What the exercise asks:
Make an exact copy of all the data.

Raw records:
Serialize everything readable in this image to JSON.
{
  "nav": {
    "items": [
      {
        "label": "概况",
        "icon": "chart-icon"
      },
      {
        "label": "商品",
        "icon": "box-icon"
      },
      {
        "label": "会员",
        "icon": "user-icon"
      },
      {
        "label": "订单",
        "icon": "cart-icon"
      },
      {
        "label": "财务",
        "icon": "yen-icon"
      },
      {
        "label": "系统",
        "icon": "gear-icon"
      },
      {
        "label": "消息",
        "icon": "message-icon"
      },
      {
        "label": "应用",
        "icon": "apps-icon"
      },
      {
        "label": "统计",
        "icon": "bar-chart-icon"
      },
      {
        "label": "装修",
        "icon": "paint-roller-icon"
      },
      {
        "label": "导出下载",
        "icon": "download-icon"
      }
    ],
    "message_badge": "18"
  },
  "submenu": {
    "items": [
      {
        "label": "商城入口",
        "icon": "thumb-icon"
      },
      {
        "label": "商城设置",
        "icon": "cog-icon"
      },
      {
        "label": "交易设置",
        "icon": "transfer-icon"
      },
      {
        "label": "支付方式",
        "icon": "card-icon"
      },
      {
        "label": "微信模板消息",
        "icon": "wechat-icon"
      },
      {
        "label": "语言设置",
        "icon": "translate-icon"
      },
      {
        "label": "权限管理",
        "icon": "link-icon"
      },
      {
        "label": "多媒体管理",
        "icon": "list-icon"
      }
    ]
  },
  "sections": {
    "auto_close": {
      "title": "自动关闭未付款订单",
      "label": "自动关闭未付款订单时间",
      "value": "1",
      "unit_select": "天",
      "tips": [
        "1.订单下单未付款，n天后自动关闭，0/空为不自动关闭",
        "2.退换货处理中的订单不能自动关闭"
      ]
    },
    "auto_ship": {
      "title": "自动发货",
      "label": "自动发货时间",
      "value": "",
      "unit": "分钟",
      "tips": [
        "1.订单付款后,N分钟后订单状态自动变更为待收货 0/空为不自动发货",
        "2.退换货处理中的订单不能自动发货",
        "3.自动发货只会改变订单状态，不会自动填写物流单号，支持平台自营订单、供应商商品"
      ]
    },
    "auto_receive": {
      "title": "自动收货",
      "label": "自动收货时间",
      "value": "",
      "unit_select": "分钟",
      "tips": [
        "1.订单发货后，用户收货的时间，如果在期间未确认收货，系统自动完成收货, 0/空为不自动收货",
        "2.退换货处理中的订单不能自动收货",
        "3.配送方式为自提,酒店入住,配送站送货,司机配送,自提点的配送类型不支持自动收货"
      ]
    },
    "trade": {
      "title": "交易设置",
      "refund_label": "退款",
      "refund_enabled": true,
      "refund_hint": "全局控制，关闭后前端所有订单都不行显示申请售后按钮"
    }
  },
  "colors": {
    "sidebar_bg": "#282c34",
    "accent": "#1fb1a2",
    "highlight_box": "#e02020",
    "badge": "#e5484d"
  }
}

Response:
Serialize everything readable in this image to JSON.
{
  "nav": {
    "items": [
      {
        "label": "概况",
        "icon": "chart-icon"
      },
      {
        "label": "商品",
        "icon": "box-icon"
      },
      {
        "label": "会员",
        "icon": "user-icon"
      },
      {
        "label": "订单",
        "icon": "cart-icon"
      },
      {
        "label": "财务",
        "icon": "yen-icon"
      },
      {
        "label": "系统",
        "icon": "gear-icon"
      },
      {
        "label": "消息",
        "icon": "message-icon"
      },
      {
        "label": "应用",
        "icon": "apps-icon"
      },
      {
        "label": "统计",
        "icon": "bar-chart-icon"
      },
      {
        "label": "装修",
        "icon": "paint-roller-icon"
      },
      {
        "label": "导出下载",
        "icon": "download-icon"
      }
    ],
    "message_badge": "18"
  },
  "submenu": {
    "items": [
      {
        "label": "商城入口",
        "icon": "thumb-icon"
      },
      {
        "label": "商城设置",
        "icon": "cog-icon"
      },
      {
        "label": "交易设置",
        "icon": "transfer-icon"
      },
      {
        "label": "支付方式",
        "icon": "card-icon"
      },
      {
        "label": "微信模板消息",
        "icon": "wechat-icon"
      },
      {
        "label": "语言设置",
        "icon": "translate-icon"
      },
      {
        "label": "权限管理",
        "icon": "link-icon"
      },
      {
        "label": "多媒体管理",
        "icon": "list-icon"
      }
    ]
  },
  "sections": {
    "auto_close": {
      "title": "自动关闭未付款订单",
      "label": "自动关闭未付款订单时间",
      "value": "1",
      "unit_select": "天",
      "tips": [
        "1.订单下单未付款，n天后自动关闭，0/空为不自动关闭",
        "2.退换货处理中的订单不能自动关闭"
      ]
    },
    "auto_ship": {
      "title": "自动发货",
      "label": "自动发货时间",
      "value": "",
      "unit": "分钟",
      "tips": [
        "1.订单付款后,N分钟后订单状态自动变更为待收货 0/空为不自动发货",
        "2.退换货处理中的订单不能自动发货",
        "3.自动发货只会改变订单状态，不会自动填写物流单号，支持平台自营订单、供应商商品"
      ]
    },
    "auto_receive": {
      "title": "自动收货",
      "label": "自动收货时间",
      "value": "",
      "unit_select": "分钟",
      "tips": [
        "1.订单发货后，用户收货的时间，如果在期间未确认收货，系统自动完成收货, 0/空为不自动收货",
        "2.退换货处理中的订单不能自动收货",
        "3.配送方式为自提,酒店入住,配送站送货,司机配送,自提点的配送类型不支持自动收货"
      ]
    },
    "trade": {
      "title": "交易设置",
      "refund_label": "退款",
      "refund_enabled": true,
      "refund_hint": "全局控制，关闭后前端所有订单都不行显示申请售后按钮"
    }
  },
  "colors": {
    "sidebar_bg": "#282c34",
    "accent": "#1fb1a2",
    "highlight_box": "#e02020",
    "badge": "#e5484d"
  }
}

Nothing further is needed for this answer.